-- Start Records for this exercise --

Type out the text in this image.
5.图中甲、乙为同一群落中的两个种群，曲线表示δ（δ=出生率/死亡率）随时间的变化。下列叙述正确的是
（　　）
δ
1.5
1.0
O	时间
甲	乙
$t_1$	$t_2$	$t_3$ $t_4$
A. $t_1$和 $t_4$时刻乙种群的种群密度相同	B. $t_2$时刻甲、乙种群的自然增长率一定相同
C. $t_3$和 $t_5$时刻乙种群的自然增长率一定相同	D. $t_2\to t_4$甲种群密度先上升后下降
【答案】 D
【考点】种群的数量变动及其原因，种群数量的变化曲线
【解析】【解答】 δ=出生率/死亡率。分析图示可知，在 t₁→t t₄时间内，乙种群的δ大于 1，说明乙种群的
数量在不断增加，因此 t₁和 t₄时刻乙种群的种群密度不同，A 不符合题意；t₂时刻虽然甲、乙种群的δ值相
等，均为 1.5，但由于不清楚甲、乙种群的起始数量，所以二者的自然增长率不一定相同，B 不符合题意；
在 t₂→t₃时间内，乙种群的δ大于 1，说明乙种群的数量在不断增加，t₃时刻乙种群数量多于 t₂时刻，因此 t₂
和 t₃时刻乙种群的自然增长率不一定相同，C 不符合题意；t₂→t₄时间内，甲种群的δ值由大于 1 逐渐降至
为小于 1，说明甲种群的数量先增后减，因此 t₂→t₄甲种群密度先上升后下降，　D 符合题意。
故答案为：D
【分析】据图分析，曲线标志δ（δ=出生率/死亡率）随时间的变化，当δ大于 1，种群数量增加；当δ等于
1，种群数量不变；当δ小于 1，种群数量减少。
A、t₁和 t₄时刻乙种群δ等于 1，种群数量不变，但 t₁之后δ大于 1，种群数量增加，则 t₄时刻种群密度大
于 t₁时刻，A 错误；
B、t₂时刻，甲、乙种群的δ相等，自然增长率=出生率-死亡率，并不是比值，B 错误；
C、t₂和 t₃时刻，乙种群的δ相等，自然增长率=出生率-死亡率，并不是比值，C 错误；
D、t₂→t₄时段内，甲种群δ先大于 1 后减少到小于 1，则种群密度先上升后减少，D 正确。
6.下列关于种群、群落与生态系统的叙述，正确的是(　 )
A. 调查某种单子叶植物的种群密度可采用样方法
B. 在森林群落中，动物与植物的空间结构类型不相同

-- End Records for this exercise --

Write out all the data again, exactly as it appears.

Solution to this task:
Type out the text in this image.
5.图中甲、乙为同一群落中的两个种群，曲线表示δ（δ=出生率/死亡率）随时间的变化。下列叙述正确的是
（　　）
δ
1.5
1.0
O	时间
甲	乙
$t_1$	$t_2$	$t_3$ $t_4$
A. $t_1$和 $t_4$时刻乙种群的种群密度相同	B. $t_2$时刻甲、乙种群的自然增长率一定相同
C. $t_3$和 $t_5$时刻乙种群的自然增长率一定相同	D. $t_2\to t_4$甲种群密度先上升后下降
【答案】 D
【考点】种群的数量变动及其原因，种群数量的变化曲线
【解析】【解答】 δ=出生率/死亡率。分析图示可知，在 t₁→t t₄时间内，乙种群的δ大于 1，说明乙种群的
数量在不断增加，因此 t₁和 t₄时刻乙种群的种群密度不同，A 不符合题意；t₂时刻虽然甲、乙种群的δ值相
等，均为 1.5，但由于不清楚甲、乙种群的起始数量，所以二者的自然增长率不一定相同，B 不符合题意；
在 t₂→t₃时间内，乙种群的δ大于 1，说明乙种群的数量在不断增加，t₃时刻乙种群数量多于 t₂时刻，因此 t₂
和 t₃时刻乙种群的自然增长率不一定相同，C 不符合题意；t₂→t₄时间内，甲种群的δ值由大于 1 逐渐降至
为小于 1，说明甲种群的数量先增后减，因此 t₂→t₄甲种群密度先上升后下降，　D 符合题意。
故答案为：D
【分析】据图分析，曲线标志δ（δ=出生率/死亡率）随时间的变化，当δ大于 1，种群数量增加；当δ等于
1，种群数量不变；当δ小于 1，种群数量减少。
A、t₁和 t₄时刻乙种群δ等于 1，种群数量不变，但 t₁之后δ大于 1，种群数量增加，则 t₄时刻种群密度大
于 t₁时刻，A 错误；
B、t₂时刻，甲、乙种群的δ相等，自然增长率=出生率-死亡率，并不是比值，B 错误；
C、t₂和 t₃时刻，乙种群的δ相等，自然增长率=出生率-死亡率，并不是比值，C 错误；
D、t₂→t₄时段内，甲种群δ先大于 1 后减少到小于 1，则种群密度先上升后减少，D 正确。
6.下列关于种群、群落与生态系统的叙述，正确的是(　 )
A. 调查某种单子叶植物的种群密度可采用样方法
B. 在森林群落中，动物与植物的空间结构类型不相同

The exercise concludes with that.